- Problem description: Tell how many lines have the string "learn" in them, and write nothing besides the number.

── Exercise materials

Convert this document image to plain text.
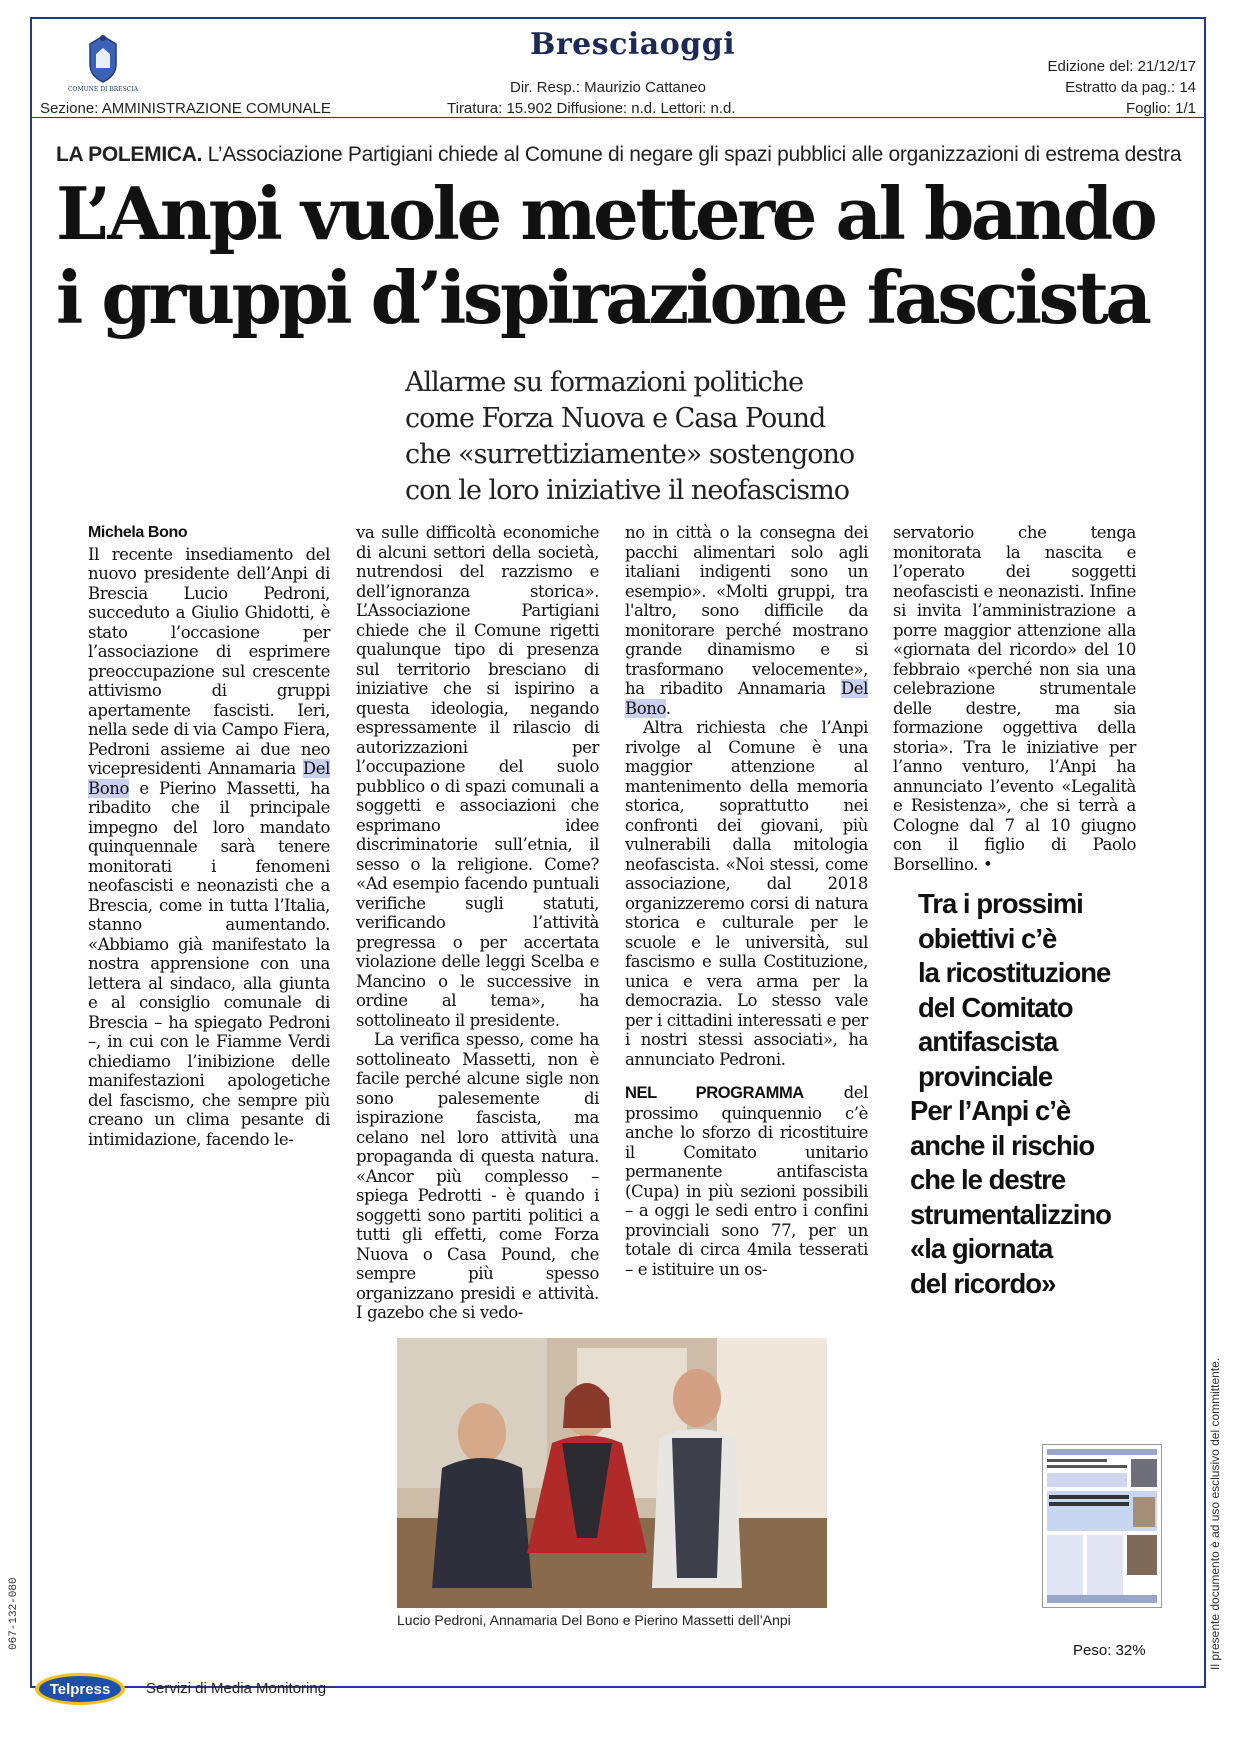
COMUNE DI BRESCIA
Bresciaoggi
Dir. Resp.: Maurizio Cattaneo
Tiratura: 15.902 Diffusione: n.d. Lettori: n.d.
Sezione: AMMINISTRAZIONE COMUNALE
Edizione del: 21/12/17
Estratto da pag.: 14
Foglio: 1/1
LA POLEMICA. L’Associazione Partigiani chiede al Comune di negare gli spazi pubblici alle organizzazioni di estrema destra
L’Anpi vuole mettere al bando
i gruppi d’ispirazione fascista
Allarme su formazioni politiche
come Forza Nuova e Casa Pound
che «surrettiziamente» sostengono
con le loro iniziative il neofascismo

Michela Bono

Il recente insediamento del nuovo presidente dell’Anpi di Brescia Lucio Pedroni, succeduto a Giulio Ghidotti, è stato l’occasione per l’associazione di esprimere preoccupazione sul crescente attivismo di gruppi apertamente fascisti. Ieri, nella sede di via Campo Fiera, Pedroni assieme ai due neo vicepresidenti Annamaria Del Bono e Pierino Massetti, ha ribadito che il principale impegno del loro mandato quinquennale sarà tenere monitorati i fenomeni neofascisti e neonazisti che a Brescia, come in tutta l’Italia, stanno aumentando. «Abbiamo già manifestato la nostra apprensione con una lettera al sindaco, alla giunta e al consiglio comunale di Brescia – ha spiegato Pedroni –, in cui con le Fiamme Verdi chiediamo l’inibizione delle manifestazioni apologetiche del fascismo, che sempre più creano un clima pesante di intimidazione, facendo le-

va sulle difficoltà economiche di alcuni settori della società, nutrendosi del razzismo e dell’ignoranza storica». L’Associazione Partigiani chiede che il Comune rigetti qualunque tipo di presenza sul territorio bresciano di iniziative che si ispirino a questa ideologia, negando espressamente il rilascio di autorizzazioni per l’occupazione del suolo pubblico o di spazi comunali a soggetti e associazioni che esprimano idee discriminatorie sull’etnia, il sesso o la religione. Come? «Ad esempio facendo puntuali verifiche sugli statuti, verificando l’attività pregressa o per accertata violazione delle leggi Scelba e Mancino o le successive in ordine al tema», ha sottolineato il presidente.

La verifica spesso, come ha sottolineato Massetti, non è facile perché alcune sigle non sono palesemente di ispirazione fascista, ma celano nel loro attività una propaganda di questa natura. «Ancor più complesso – spiega Pedrotti - è quando i soggetti sono partiti politici a tutti gli effetti, come Forza Nuova o Casa Pound, che sempre più spesso organizzano presidi e attività. I gazebo che si vedo-

no in città o la consegna dei pacchi alimentari solo agli italiani indigenti sono un esempio». «Molti gruppi, tra l'altro, sono difficile da monitorare perché mostrano grande dinamismo e si trasformano velocemente», ha ribadito Annamaria Del Bono.

Altra richiesta che l’Anpi rivolge al Comune è una maggior attenzione al mantenimento della memoria storica, soprattutto nei confronti dei giovani, più vulnerabili dalla mitologia neofascista. «Noi stessi, come associazione, dal 2018 organizzeremo corsi di natura storica e culturale per le scuole e le università, sul fascismo e sulla Costituzione, unica e vera arma per la democrazia. Lo stesso vale per i cittadini interessati e per i nostri stessi associati», ha annunciato Pedroni.

NEL PROGRAMMA del prossimo quinquennio c’è anche lo sforzo di ricostituire il Comitato unitario permanente antifascista (Cupa) in più sezioni possibili – a oggi le sedi entro i confini provinciali sono 77, per un totale di circa 4mila tesserati – e istituire un os-

servatorio che tenga monitorata la nascita e l’operato dei soggetti neofascisti e neonazisti. Infine si invita l’amministrazione a porre maggior attenzione alla «giornata del ricordo» del 10 febbraio «perché non sia una celebrazione strumentale delle destre, ma sia formazione oggettiva della storia». Tra le iniziative per l’anno venturo, l’Anpi ha annunciato l’evento «Legalità e Resistenza», che si terrà a Cologne dal 7 al 10 giugno con il figlio di Paolo Borsellino. •

Tra i prossimi
obiettivi c’è
la ricostituzione
del Comitato
antifascista
provinciale
Per l’Anpi c’è
anche il rischio
che le destre
strumentalizzino
«la giornata
del ricordo»
Lucio Pedroni, Annamaria Del Bono e Pierino Massetti dell’Anpi
Peso: 32%	Il presente documento è ad uso esclusivo del committente.
067-132-080
Telpress Servizi di Media Monitoring
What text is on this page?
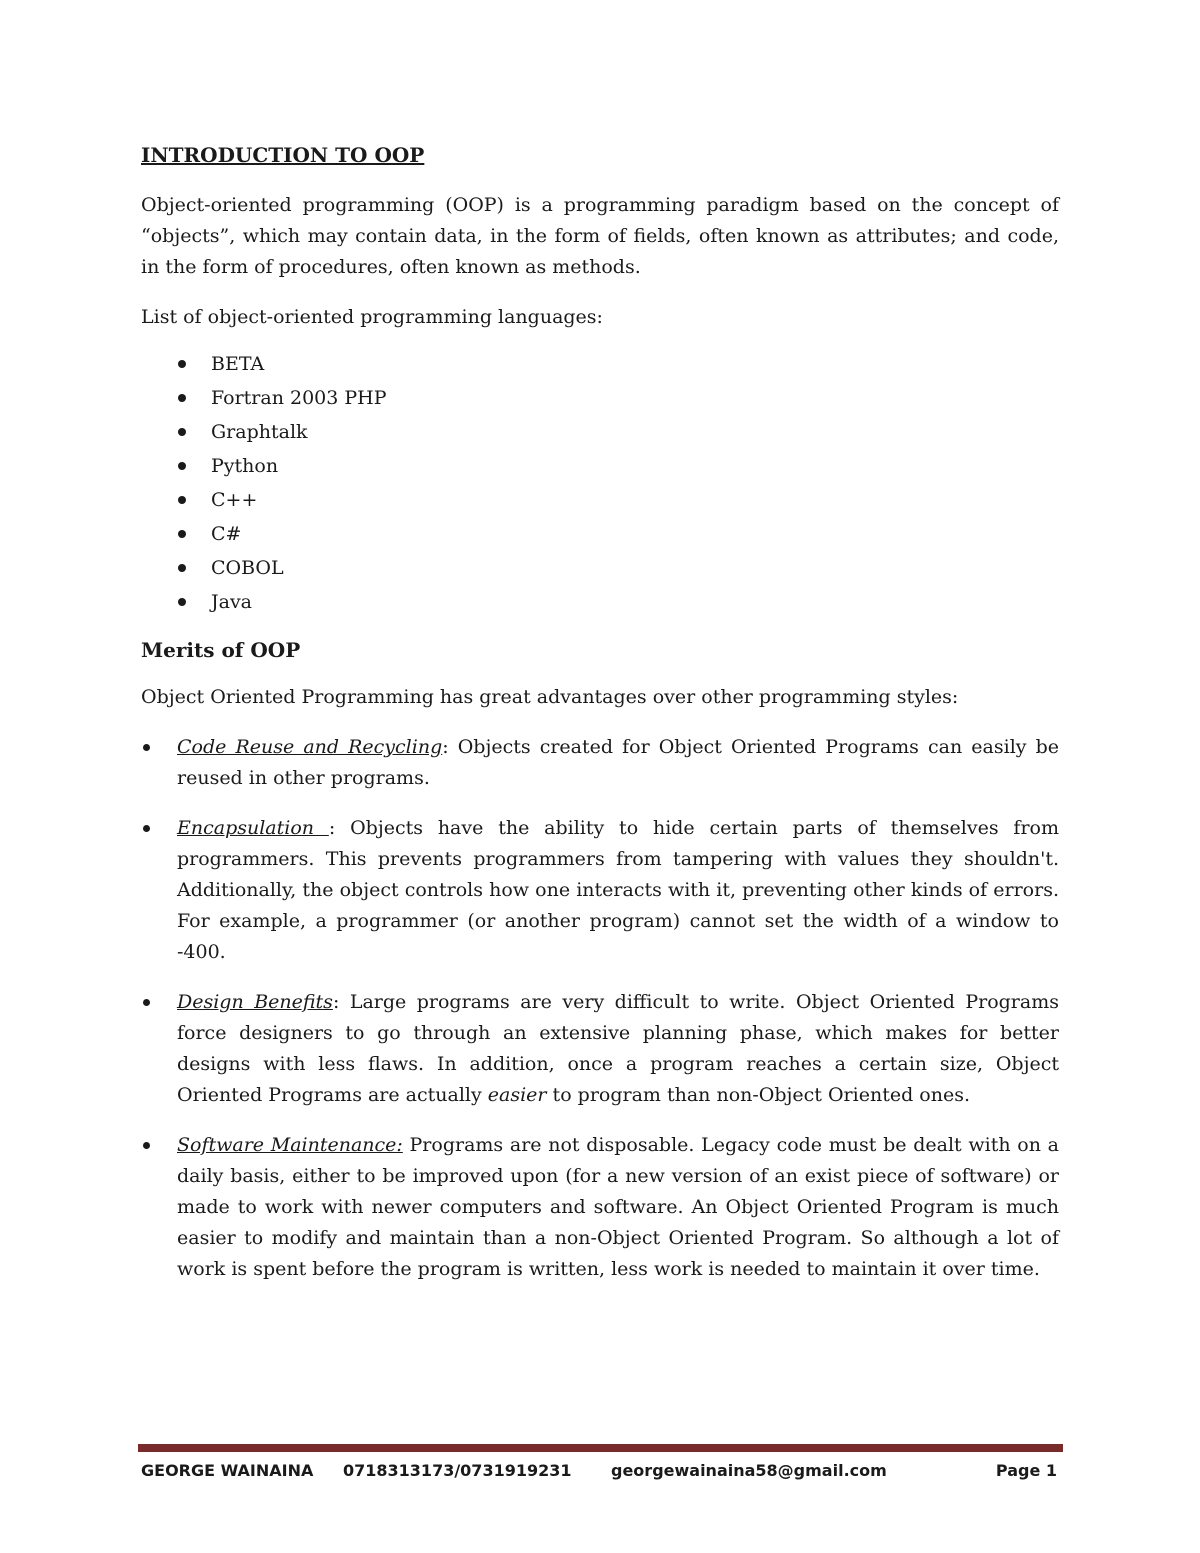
INTRODUCTION TO OOP

Object-oriented programming (OOP) is a programming paradigm based on the concept of “objects”, which may contain data, in the form of fields, often known as attributes; and code, in the form of procedures, often known as methods.

List of object-oriented programming languages:

BETA
Fortran 2003 PHP
Graphtalk
Python
C++
C#
COBOL
Java
Merits of OOP

Object Oriented Programming has great advantages over other programming styles:

Code Reuse and Recycling: Objects created for Object Oriented Programs can easily be reused in other programs.
Encapsulation : Objects have the ability to hide certain parts of themselves from programmers. This prevents programmers from tampering with values they shouldn't. Additionally, the object controls how one interacts with it, preventing other kinds of errors. For example, a programmer (or another program) cannot set the width of a window to -400.
Design Benefits: Large programs are very difficult to write. Object Oriented Programs force designers to go through an extensive planning phase, which makes for better designs with less flaws. In addition, once a program reaches a certain size, Object Oriented Programs are actually easier to program than non-Object Oriented ones.
Software Maintenance: Programs are not disposable. Legacy code must be dealt with on a daily basis, either to be improved upon (for a new version of an exist piece of software) or made to work with newer computers and software. An Object Oriented Program is much easier to modify and maintain than a non-Object Oriented Program. So although a lot of work is spent before the program is written, less work is needed to maintain it over time.
GEORGE WAINAINA 0718313173/0731919231 georgewainaina58@gmail.com	Page 1
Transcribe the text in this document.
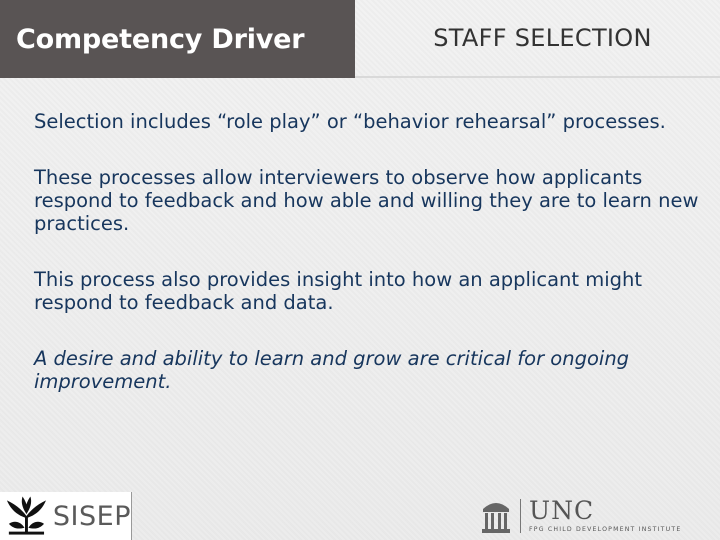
Competency Driver	STAFF SELECTION

Selection includes “role play” or “behavior rehearsal” processes.

These processes allow interviewers to observe how applicants respond to feedback and how able and willing they are to learn new practices.

This process also provides insight into how an applicant might respond to feedback and data.

A desire and ability to learn and grow are critical for ongoing improvement.

SISEP	UNC
FPG CHILD DEVELOPMENT INSTITUTE
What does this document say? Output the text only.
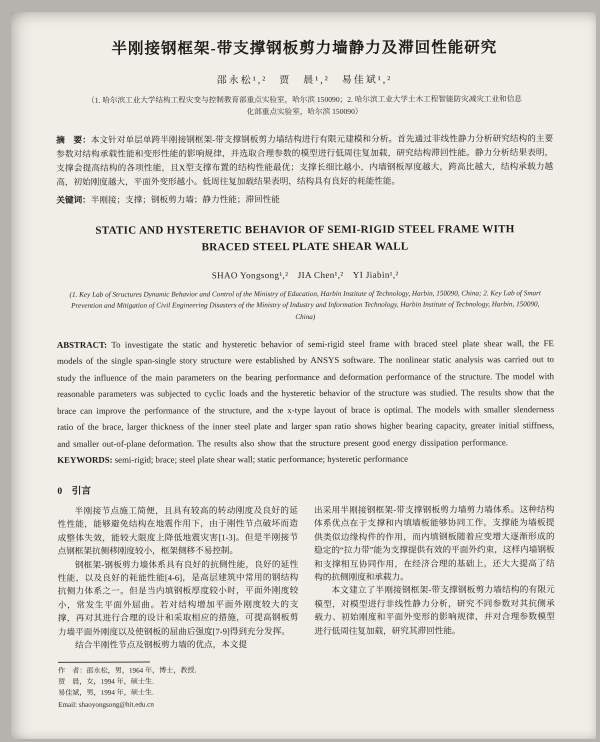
半刚接钢框架-带支撑钢板剪力墙静力及滞回性能研究
邵永松¹,²　贾　晨¹,²　易佳斌¹,²
（1. 哈尔滨工业大学结构工程灾变与控制教育部重点实验室，哈尔滨 150090；2. 哈尔滨工业大学土木工程智能防灾减灾工业和信息化部重点实验室，哈尔滨 150090）

摘　要：本文针对单层单跨半刚接钢框架-带支撑钢板剪力墙结构进行有限元建模和分析。首先通过非线性静力分析研究结构的主要参数对结构承载性能和变形性能的影响规律，并选取合理参数的模型进行低周往复加载，研究结构滞回性能。静力分析结果表明，支撑会提高结构的各项性能，且X型支撑布置的结构性能最优；支撑长细比越小，内墙钢板厚度越大，跨高比越大，结构承载力越高，初始刚度越大，平面外变形越小。低周往复加载结果表明，结构具有良好的耗能性能。

关键词：半刚接；支撑；钢板剪力墙；静力性能；滞回性能

STATIC AND HYSTERETIC BEHAVIOR OF SEMI-RIGID STEEL FRAME WITH BRACED STEEL PLATE SHEAR WALL
SHAO Yongsong¹,²　JIA Chen¹,²　YI Jiabin¹,²
(1. Key Lab of Structures Dynamic Behavior and Control of the Ministry of Education, Harbin Institute of Technology, Harbin, 150090, China; 2. Key Lab of Smart Prevention and Mitigation of Civil Engineering Disasters of the Ministry of Industry and Information Technology, Harbin Institute of Technology, Harbin, 150090, China)

ABSTRACT: To investigate the static and hysteretic behavior of semi-rigid steel frame with braced steel plate shear wall, the FE models of the single span-single story structure were established by ANSYS software. The nonlinear static analysis was carried out to study the influence of the main parameters on the bearing performance and deformation performance of the structure. The model with reasonable parameters was subjected to cyclic loads and the hysteretic behavior of the structure was studied. The results show that the brace can improve the performance of the structure, and the x-type layout of brace is optimal. The models with smaller slenderness ratio of the brace, larger thickness of the inner steel plate and larger span ratio shows higher bearing capacity, greater initial stiffness, and smaller out-of-plane deformation. The results also show that the structure present good energy dissipation performance.

KEYWORDS: semi-rigid; brace; steel plate shear wall; static performance; hysteretic performance

0　引言

半刚接节点施工简便，且具有较高的转动刚度及良好的延性性能，能够避免结构在地震作用下，由于刚性节点破坏而造成整体失效，能较大限度上降低地震灾害[1-3]。但是半刚接节点钢框架抗侧移刚度较小，框架侧移不易控制。

钢框架-钢板剪力墙体系具有良好的抗侧性能，良好的延性性能，以及良好的耗能性能[4-6]，是高层建筑中常用的钢结构抗侧力体系之一。但是当内填钢板厚度较小时，平面外刚度较小，常发生平面外屈曲。若对结构增加平面外刚度较大的支撑，再对其进行合理的设计和采取相应的措施，可提高钢板剪力墙平面外刚度以及使钢板的屈曲后强度[7-9]得到充分发挥。

结合半刚性节点及钢板剪力墙的优点，本文提

作　者：邵永松，男，1964 年，博士，教授.
贾　晨，女，1994 年，硕士生.
易佳斌，男，1994 年，硕士生.
Email: shaoyongsong@hit.edu.cn

出采用半刚接钢框架-带支撑钢板剪力墙剪力墙体系。这种结构体系优点在于支撑和内填墙板能够协同工作，支撑能为墙板提供类似边缘构件的作用，而内填钢板随着应变增大逐渐形成的稳定的“拉力带”能为支撑提供有效的平面外约束，这样内墙钢板和支撑相互协同作用，在经济合理的基础上，还大大提高了结构的抗侧刚度和承载力。

本文建立了半刚接钢框架-带支撑钢板剪力墙结构的有限元模型，对模型进行非线性静力分析，研究不同参数对其抗侧承载力、初始刚度和平面外变形的影响规律，并对合理参数模型进行低周往复加载，研究其滞回性能。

────

- Final answer: 2